» **WHAT IS ASKED**
Filter for the word "icon" and keep each matching line.

» **DATASET CONTENT**
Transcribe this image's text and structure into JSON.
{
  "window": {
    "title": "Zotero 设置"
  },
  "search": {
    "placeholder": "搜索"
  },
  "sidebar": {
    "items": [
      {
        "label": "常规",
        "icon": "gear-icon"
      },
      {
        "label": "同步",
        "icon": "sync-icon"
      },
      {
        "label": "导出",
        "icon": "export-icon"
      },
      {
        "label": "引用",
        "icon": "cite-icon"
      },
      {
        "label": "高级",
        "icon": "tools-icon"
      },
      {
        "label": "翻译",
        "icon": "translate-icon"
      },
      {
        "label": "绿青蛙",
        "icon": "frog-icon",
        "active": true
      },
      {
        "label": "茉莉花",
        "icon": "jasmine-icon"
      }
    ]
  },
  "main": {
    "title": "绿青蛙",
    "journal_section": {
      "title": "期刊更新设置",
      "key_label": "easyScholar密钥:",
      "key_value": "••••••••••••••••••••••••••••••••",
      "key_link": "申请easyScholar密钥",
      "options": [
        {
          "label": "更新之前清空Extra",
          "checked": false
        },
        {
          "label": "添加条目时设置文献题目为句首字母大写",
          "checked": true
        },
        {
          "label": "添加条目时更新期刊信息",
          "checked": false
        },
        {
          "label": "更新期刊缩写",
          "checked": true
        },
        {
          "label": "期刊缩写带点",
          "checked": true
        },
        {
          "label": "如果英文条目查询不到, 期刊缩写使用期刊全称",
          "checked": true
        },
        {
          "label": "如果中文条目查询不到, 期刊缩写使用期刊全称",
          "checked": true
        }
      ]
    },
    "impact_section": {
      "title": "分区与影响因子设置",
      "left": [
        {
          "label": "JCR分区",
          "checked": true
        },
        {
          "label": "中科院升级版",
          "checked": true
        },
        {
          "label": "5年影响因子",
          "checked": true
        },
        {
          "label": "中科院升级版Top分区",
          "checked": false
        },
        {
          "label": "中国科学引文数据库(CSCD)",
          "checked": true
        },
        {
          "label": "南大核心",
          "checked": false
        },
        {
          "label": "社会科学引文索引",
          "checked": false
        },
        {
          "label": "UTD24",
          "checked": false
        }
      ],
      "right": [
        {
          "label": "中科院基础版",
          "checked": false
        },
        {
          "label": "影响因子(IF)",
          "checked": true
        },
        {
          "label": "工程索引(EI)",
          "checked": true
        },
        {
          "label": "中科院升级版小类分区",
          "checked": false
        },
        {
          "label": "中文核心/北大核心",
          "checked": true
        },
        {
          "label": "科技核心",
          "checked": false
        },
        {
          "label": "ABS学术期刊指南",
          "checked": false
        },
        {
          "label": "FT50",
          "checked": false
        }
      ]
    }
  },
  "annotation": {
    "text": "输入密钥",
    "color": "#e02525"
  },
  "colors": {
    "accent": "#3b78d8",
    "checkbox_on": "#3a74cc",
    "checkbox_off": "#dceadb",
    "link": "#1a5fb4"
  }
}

» **RESULT OF THIS EXERCISE**
        "icon": "gear-icon"
        "icon": "sync-icon"
        "icon": "export-icon"
        "icon": "cite-icon"
        "icon": "tools-icon"
        "icon": "translate-icon"
        "icon": "frog-icon",
        "icon": "jasmine-icon"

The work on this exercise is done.